• **Requirements**:
Every line of the listing must be reproduced as it stands. Leave the images behind.

* BEGIN Information given *

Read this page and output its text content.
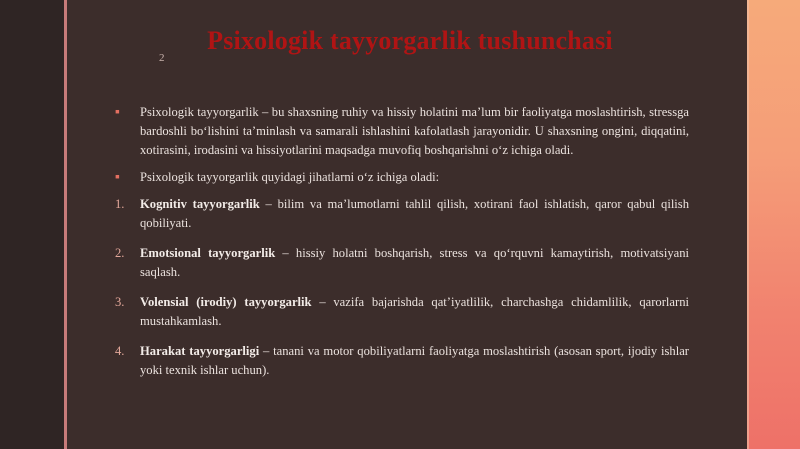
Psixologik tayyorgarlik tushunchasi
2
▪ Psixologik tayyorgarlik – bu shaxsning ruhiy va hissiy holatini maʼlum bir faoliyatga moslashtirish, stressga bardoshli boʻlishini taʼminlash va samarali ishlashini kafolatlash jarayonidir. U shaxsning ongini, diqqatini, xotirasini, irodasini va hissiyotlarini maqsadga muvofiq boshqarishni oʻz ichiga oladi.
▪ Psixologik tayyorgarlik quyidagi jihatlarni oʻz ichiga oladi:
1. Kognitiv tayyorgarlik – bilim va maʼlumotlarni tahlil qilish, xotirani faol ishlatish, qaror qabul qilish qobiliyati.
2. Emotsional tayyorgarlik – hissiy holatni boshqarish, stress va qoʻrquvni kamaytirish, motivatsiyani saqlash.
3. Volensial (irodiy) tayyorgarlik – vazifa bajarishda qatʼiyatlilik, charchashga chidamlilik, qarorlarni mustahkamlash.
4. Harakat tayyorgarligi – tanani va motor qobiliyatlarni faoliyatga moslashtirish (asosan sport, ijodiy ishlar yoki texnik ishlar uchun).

* END Information given *

• **Written solution**:
Read this page and output its text content.
Psixologik tayyorgarlik tushunchasi
2
▪ Psixologik tayyorgarlik – bu shaxsning ruhiy va hissiy holatini maʼlum bir faoliyatga moslashtirish, stressga bardoshli boʻlishini taʼminlash va samarali ishlashini kafolatlash jarayonidir. U shaxsning ongini, diqqatini, xotirasini, irodasini va hissiyotlarini maqsadga muvofiq boshqarishni oʻz ichiga oladi.
▪ Psixologik tayyorgarlik quyidagi jihatlarni oʻz ichiga oladi:
1. Kognitiv tayyorgarlik – bilim va maʼlumotlarni tahlil qilish, xotirani faol ishlatish, qaror qabul qilish qobiliyati.
2. Emotsional tayyorgarlik – hissiy holatni boshqarish, stress va qoʻrquvni kamaytirish, motivatsiyani saqlash.
3. Volensial (irodiy) tayyorgarlik – vazifa bajarishda qatʼiyatlilik, charchashga chidamlilik, qarorlarni mustahkamlash.
4. Harakat tayyorgarligi – tanani va motor qobiliyatlarni faoliyatga moslashtirish (asosan sport, ijodiy ishlar yoki texnik ishlar uchun).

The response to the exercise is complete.